** BEGIN DATA IN THIS EXERCISE **

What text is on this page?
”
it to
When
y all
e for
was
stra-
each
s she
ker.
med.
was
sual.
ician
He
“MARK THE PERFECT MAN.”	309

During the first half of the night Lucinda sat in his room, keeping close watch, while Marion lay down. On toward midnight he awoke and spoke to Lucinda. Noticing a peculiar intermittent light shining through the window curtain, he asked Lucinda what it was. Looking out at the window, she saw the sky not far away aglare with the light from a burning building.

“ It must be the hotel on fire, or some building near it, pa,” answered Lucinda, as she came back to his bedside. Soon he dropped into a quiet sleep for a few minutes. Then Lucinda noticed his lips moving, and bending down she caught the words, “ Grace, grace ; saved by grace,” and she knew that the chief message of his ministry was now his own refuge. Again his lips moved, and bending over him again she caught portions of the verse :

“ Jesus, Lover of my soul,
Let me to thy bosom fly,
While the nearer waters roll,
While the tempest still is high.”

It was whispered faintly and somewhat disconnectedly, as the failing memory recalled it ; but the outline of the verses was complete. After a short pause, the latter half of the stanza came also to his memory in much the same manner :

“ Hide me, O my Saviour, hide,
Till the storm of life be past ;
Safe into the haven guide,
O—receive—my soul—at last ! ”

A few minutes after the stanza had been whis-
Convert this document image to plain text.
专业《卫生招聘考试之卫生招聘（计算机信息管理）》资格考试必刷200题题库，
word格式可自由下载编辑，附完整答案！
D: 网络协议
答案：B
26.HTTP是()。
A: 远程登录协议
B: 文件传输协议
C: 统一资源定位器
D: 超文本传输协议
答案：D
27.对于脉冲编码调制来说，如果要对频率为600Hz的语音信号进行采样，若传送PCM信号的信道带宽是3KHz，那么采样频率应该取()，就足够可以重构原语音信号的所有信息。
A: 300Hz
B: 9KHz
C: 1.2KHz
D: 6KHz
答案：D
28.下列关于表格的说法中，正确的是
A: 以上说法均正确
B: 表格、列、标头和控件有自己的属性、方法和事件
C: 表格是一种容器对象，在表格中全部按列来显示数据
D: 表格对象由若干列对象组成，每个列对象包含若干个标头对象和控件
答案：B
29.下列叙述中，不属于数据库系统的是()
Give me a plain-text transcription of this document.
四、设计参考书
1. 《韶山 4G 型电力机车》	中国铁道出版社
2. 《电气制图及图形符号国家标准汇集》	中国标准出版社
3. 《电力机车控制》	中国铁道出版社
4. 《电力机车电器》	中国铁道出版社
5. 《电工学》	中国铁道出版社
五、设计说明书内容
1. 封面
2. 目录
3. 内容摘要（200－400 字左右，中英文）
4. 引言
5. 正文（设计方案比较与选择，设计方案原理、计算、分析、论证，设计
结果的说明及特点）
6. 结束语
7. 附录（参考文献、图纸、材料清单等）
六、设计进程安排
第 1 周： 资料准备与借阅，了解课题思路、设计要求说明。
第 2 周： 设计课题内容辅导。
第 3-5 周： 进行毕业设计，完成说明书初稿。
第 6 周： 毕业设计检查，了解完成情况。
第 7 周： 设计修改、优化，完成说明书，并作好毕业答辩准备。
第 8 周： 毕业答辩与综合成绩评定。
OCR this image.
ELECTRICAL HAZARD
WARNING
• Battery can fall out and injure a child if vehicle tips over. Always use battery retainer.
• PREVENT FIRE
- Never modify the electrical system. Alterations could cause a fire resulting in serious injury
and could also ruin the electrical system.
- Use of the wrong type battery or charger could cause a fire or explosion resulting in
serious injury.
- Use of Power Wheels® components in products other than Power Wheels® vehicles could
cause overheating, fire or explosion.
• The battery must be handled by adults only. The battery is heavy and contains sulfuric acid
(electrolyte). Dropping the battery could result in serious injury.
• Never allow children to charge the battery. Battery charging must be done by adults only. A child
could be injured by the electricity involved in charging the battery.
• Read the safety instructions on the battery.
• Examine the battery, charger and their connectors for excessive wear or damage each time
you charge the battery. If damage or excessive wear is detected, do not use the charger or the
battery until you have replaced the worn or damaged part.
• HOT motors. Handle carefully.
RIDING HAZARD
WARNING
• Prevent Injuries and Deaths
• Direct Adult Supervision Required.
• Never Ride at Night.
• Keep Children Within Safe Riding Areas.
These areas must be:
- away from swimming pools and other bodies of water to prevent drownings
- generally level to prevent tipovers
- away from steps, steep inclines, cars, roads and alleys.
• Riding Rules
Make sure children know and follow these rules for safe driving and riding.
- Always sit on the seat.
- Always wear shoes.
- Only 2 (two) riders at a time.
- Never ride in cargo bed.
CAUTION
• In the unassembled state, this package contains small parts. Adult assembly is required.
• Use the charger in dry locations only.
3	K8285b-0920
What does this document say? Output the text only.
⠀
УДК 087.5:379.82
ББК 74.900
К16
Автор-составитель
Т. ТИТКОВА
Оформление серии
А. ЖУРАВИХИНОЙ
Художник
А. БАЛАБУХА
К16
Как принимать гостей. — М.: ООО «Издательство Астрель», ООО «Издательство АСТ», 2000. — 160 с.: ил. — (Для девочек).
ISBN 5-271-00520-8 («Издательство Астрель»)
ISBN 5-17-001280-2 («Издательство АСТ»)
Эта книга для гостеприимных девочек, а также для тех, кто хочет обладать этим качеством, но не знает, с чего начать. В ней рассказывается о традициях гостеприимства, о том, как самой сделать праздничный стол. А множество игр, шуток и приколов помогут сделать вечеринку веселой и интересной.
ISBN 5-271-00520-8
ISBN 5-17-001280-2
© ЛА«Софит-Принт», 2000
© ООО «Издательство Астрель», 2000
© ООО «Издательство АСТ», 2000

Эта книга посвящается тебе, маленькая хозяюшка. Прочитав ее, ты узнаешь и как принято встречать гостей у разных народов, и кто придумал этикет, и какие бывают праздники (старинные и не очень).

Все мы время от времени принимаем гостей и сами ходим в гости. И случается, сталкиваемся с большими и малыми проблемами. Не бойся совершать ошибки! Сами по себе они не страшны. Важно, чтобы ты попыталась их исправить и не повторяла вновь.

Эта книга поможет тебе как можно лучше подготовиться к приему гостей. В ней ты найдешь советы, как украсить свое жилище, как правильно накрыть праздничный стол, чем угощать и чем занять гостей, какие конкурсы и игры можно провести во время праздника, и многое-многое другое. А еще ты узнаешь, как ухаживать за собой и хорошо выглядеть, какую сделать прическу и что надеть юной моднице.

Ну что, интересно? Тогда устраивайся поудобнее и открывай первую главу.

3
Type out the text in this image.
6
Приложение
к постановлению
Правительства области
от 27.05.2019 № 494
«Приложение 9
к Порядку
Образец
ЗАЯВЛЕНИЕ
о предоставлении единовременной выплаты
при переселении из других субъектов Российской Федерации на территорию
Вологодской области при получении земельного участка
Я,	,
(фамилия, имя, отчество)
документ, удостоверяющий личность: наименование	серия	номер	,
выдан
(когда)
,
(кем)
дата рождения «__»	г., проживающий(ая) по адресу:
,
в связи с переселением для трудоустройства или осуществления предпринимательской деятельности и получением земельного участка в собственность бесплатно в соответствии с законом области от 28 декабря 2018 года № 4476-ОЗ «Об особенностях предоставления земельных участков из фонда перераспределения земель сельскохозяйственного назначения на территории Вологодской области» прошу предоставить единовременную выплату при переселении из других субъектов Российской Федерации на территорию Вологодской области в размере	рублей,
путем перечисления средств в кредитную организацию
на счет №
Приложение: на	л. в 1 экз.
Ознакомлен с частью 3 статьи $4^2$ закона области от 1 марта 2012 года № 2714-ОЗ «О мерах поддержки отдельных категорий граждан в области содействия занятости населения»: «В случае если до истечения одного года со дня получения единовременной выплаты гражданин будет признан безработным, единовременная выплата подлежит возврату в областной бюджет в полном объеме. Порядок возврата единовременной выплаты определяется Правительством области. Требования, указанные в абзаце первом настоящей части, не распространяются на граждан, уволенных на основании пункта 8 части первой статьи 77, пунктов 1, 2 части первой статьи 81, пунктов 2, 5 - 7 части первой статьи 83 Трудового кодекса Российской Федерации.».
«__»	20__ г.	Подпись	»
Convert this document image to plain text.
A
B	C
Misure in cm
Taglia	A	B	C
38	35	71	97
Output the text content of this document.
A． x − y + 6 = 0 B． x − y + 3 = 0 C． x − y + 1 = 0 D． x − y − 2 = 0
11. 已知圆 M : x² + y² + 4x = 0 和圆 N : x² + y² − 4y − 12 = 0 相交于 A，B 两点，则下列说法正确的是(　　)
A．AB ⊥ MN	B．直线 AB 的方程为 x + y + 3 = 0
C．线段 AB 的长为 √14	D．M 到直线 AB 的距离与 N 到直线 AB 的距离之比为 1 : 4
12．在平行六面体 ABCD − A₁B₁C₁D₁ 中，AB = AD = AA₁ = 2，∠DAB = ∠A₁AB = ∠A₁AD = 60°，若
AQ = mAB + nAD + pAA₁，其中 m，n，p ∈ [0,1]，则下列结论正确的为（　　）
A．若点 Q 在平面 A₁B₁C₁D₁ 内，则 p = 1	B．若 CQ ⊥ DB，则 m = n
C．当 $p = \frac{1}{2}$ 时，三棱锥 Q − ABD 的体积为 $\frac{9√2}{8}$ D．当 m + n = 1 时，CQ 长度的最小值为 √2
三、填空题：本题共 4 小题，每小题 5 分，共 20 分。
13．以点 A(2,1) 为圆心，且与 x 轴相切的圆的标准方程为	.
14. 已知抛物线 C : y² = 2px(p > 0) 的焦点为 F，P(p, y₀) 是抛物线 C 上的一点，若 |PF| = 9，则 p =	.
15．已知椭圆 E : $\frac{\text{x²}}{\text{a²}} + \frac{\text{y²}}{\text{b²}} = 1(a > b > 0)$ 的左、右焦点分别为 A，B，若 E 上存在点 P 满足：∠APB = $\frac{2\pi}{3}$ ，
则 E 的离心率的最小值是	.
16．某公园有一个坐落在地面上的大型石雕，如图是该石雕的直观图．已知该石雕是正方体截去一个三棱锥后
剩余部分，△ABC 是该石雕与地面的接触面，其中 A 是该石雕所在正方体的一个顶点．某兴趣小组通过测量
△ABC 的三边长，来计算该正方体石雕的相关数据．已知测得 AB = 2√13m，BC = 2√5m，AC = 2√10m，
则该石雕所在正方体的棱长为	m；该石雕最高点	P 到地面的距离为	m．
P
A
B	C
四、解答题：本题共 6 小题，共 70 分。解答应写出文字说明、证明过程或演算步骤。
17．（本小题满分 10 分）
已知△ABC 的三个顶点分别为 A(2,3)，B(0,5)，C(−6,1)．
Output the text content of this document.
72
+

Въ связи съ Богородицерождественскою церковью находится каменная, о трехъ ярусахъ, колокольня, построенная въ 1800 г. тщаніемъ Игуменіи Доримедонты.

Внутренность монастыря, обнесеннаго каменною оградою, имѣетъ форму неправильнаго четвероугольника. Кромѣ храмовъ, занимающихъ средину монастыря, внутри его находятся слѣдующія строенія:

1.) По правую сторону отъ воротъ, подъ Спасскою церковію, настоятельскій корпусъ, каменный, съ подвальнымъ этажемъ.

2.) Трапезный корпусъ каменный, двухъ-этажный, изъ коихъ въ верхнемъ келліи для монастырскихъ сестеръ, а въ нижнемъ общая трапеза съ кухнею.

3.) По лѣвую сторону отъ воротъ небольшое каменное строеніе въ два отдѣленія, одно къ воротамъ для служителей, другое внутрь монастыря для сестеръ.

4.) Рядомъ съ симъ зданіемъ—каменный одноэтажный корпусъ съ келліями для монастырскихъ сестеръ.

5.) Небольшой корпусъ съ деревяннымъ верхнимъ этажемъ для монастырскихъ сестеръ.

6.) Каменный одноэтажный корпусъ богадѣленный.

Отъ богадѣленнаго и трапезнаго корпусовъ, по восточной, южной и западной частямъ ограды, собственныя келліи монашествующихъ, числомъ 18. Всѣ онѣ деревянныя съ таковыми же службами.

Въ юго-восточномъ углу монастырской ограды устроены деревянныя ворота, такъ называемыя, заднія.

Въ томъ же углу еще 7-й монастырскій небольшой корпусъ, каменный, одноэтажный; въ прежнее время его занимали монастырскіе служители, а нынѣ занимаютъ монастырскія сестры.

** END DATA IN THIS EXERCISE **

TASK INSTRUCTIONS:
Of the lines in the listing above, how many hold the string "связи"? Reply with the number only.

EXERCISE RESULT:
2